▶ _The problem_
Update the material below so that every "dropdown-arrow-icon" reads "caret-icon", with all other text left the same. Leave the pictures out of your answer.

▶ _The data_
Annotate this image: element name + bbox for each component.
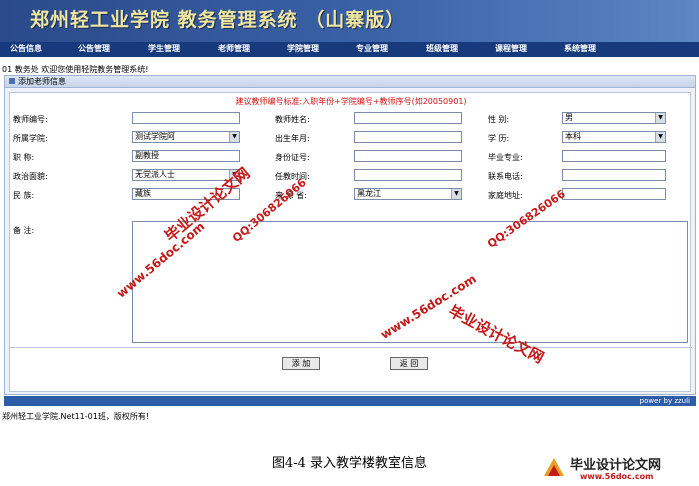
back-button[interactable]: 返 回: [390, 357, 428, 370]
power-by-text: power by zzuli: [639, 397, 690, 405]
id-format-hint: 建议教师编号标准:入职年份+学院编号+教师序号(如20050901): [235, 97, 467, 106]
gender-select[interactable]: 男 ▼: [562, 112, 666, 124]
gender-value: 男: [565, 113, 573, 122]
nav-item-teacher-management[interactable]: 老师管理: [218, 43, 250, 54]
teacher-name-input[interactable]: [354, 112, 462, 124]
address-label: 家庭地址:: [488, 191, 523, 200]
nav-item-announcement-management[interactable]: 公告管理: [78, 43, 110, 54]
education-label: 学 历:: [488, 134, 510, 143]
nav-item-student-management[interactable]: 学生管理: [148, 43, 180, 54]
nation-label: 民 族:: [13, 191, 35, 200]
add-button[interactable]: 添 加: [282, 357, 320, 370]
system-title: 郑州轻工业学院 教务管理系统 （山寨版）: [30, 9, 406, 31]
add-teacher-panel: 添加老师信息 建议教师编号标准:入职年份+学院编号+教师序号(如20050901…: [4, 75, 696, 395]
education-value: 本科: [565, 132, 581, 141]
teacher-id-input[interactable]: [132, 112, 240, 124]
site-logo: 毕业设计论文网 www.56doc.com: [540, 454, 698, 484]
phone-input[interactable]: [562, 169, 666, 181]
dropdown-arrow-icon: ▼: [655, 132, 665, 142]
major-label: 毕业专业:: [488, 153, 523, 162]
college-value: 测试学院阿: [135, 132, 175, 141]
logo-url: www.56doc.com: [580, 472, 654, 481]
address-input[interactable]: [562, 188, 666, 200]
gender-label: 性 别:: [488, 115, 510, 124]
panel-title: 添加老师信息: [18, 77, 66, 86]
politics-value: 无党派人士: [135, 170, 175, 179]
phone-label: 联系电话:: [488, 172, 523, 181]
birth-input[interactable]: [354, 131, 462, 143]
start-teaching-input[interactable]: [354, 169, 462, 181]
teacher-form: 建议教师编号标准:入职年份+学院编号+教师序号(如20050901) 教师编号:…: [9, 92, 692, 392]
title-label: 职 称:: [13, 153, 35, 162]
dropdown-arrow-icon: ▼: [229, 132, 239, 142]
welcome-text: 01 教务处 欢迎您使用轻院教务管理系统!: [2, 65, 149, 74]
remark-label: 备 注:: [13, 226, 35, 235]
nav-item-major-management[interactable]: 专业管理: [356, 43, 388, 54]
idcard-input[interactable]: [354, 150, 462, 162]
main-nav: 公告信息 公告管理 学生管理 老师管理 学院管理 专业管理 班级管理 课程管理 …: [0, 42, 699, 57]
nav-item-class-management[interactable]: 班级管理: [426, 43, 458, 54]
college-select[interactable]: 测试学院阿 ▼: [132, 131, 240, 143]
title-input[interactable]: 副教授: [132, 150, 240, 162]
nav-item-course-management[interactable]: 课程管理: [495, 43, 527, 54]
nav-item-announcements[interactable]: 公告信息: [10, 43, 42, 54]
politics-label: 政治面貌:: [13, 172, 48, 181]
power-bar: power by zzuli: [4, 396, 696, 406]
province-value: 黑龙江: [357, 189, 381, 198]
copyright-footer: 郑州轻工业学院.Net11-01班，版权所有!: [2, 412, 150, 421]
education-select[interactable]: 本科 ▼: [562, 131, 666, 143]
nav-item-college-management[interactable]: 学院管理: [287, 43, 319, 54]
button-row: [10, 347, 692, 373]
logo-icon: [544, 458, 564, 476]
header-banner: 郑州轻工业学院 教务管理系统 （山寨版）: [0, 0, 699, 42]
panel-header: 添加老师信息: [5, 76, 695, 88]
idcard-label: 身份证号:: [275, 153, 310, 162]
major-input[interactable]: [562, 150, 666, 162]
college-label: 所属学院:: [13, 134, 48, 143]
dropdown-arrow-icon: ▼: [451, 189, 461, 199]
panel-icon: [9, 78, 15, 84]
logo-name: 毕业设计论文网: [570, 458, 662, 473]
birth-label: 出生年月:: [275, 134, 310, 143]
teacher-id-label: 教师编号:: [13, 115, 48, 124]
dropdown-arrow-icon: ▼: [655, 113, 665, 123]
province-select[interactable]: 黑龙江 ▼: [354, 188, 462, 200]
teacher-name-label: 教师姓名:: [275, 115, 310, 124]
nav-item-system-management[interactable]: 系统管理: [564, 43, 596, 54]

▶ _Response to this task_
Annotate this image: element name + bbox for each component.
back-button[interactable]: 返 回: [390, 357, 428, 370]
power-by-text: power by zzuli: [639, 397, 690, 405]
id-format-hint: 建议教师编号标准:入职年份+学院编号+教师序号(如20050901): [235, 97, 467, 106]
gender-select[interactable]: 男 ▼: [562, 112, 666, 124]
gender-value: 男: [565, 113, 573, 122]
nav-item-teacher-management[interactable]: 老师管理: [218, 43, 250, 54]
teacher-name-input[interactable]: [354, 112, 462, 124]
address-label: 家庭地址:: [488, 191, 523, 200]
nav-item-announcement-management[interactable]: 公告管理: [78, 43, 110, 54]
education-label: 学 历:: [488, 134, 510, 143]
nav-item-student-management[interactable]: 学生管理: [148, 43, 180, 54]
nation-label: 民 族:: [13, 191, 35, 200]
add-button[interactable]: 添 加: [282, 357, 320, 370]
system-title: 郑州轻工业学院 教务管理系统 （山寨版）: [30, 9, 406, 31]
add-teacher-panel: 添加老师信息 建议教师编号标准:入职年份+学院编号+教师序号(如20050901…: [4, 75, 696, 395]
education-value: 本科: [565, 132, 581, 141]
teacher-id-input[interactable]: [132, 112, 240, 124]
site-logo: 毕业设计论文网 www.56doc.com: [540, 454, 698, 484]
phone-input[interactable]: [562, 169, 666, 181]
caret-icon: ▼: [655, 132, 665, 142]
major-label: 毕业专业:: [488, 153, 523, 162]
college-value: 测试学院阿: [135, 132, 175, 141]
logo-url: www.56doc.com: [580, 472, 654, 481]
address-input[interactable]: [562, 188, 666, 200]
gender-label: 性 别:: [488, 115, 510, 124]
panel-title: 添加老师信息: [18, 77, 66, 86]
politics-value: 无党派人士: [135, 170, 175, 179]
phone-label: 联系电话:: [488, 172, 523, 181]
birth-input[interactable]: [354, 131, 462, 143]
start-teaching-input[interactable]: [354, 169, 462, 181]
teacher-form: 建议教师编号标准:入职年份+学院编号+教师序号(如20050901) 教师编号:…: [9, 92, 692, 392]
title-label: 职 称:: [13, 153, 35, 162]
caret-icon: ▼: [229, 132, 239, 142]
welcome-text: 01 教务处 欢迎您使用轻院教务管理系统!: [2, 65, 149, 74]
remark-label: 备 注:: [13, 226, 35, 235]
nav-item-major-management[interactable]: 专业管理: [356, 43, 388, 54]
idcard-input[interactable]: [354, 150, 462, 162]
main-nav: 公告信息 公告管理 学生管理 老师管理 学院管理 专业管理 班级管理 课程管理 …: [0, 42, 699, 57]
nav-item-class-management[interactable]: 班级管理: [426, 43, 458, 54]
college-select[interactable]: 测试学院阿 ▼: [132, 131, 240, 143]
title-input[interactable]: 副教授: [132, 150, 240, 162]
nav-item-course-management[interactable]: 课程管理: [495, 43, 527, 54]
nav-item-announcements[interactable]: 公告信息: [10, 43, 42, 54]
politics-label: 政治面貌:: [13, 172, 48, 181]
power-bar: power by zzuli: [4, 396, 696, 406]
province-value: 黑龙江: [357, 189, 381, 198]
copyright-footer: 郑州轻工业学院.Net11-01班，版权所有!: [2, 412, 150, 421]
education-select[interactable]: 本科 ▼: [562, 131, 666, 143]
nav-item-college-management[interactable]: 学院管理: [287, 43, 319, 54]
button-row: [10, 347, 692, 373]
logo-icon: [544, 458, 564, 476]
header-banner: 郑州轻工业学院 教务管理系统 （山寨版）: [0, 0, 699, 42]
panel-header: 添加老师信息: [5, 76, 695, 88]
idcard-label: 身份证号:: [275, 153, 310, 162]
major-input[interactable]: [562, 150, 666, 162]
college-label: 所属学院:: [13, 134, 48, 143]
caret-icon: ▼: [451, 189, 461, 199]
panel-icon: [9, 78, 15, 84]
logo-name: 毕业设计论文网: [570, 458, 662, 473]
birth-label: 出生年月:: [275, 134, 310, 143]
teacher-id-label: 教师编号:: [13, 115, 48, 124]
caret-icon: ▼: [655, 113, 665, 123]
province-select[interactable]: 黑龙江 ▼: [354, 188, 462, 200]
teacher-name-label: 教师姓名:: [275, 115, 310, 124]
nav-item-system-management[interactable]: 系统管理: [564, 43, 596, 54]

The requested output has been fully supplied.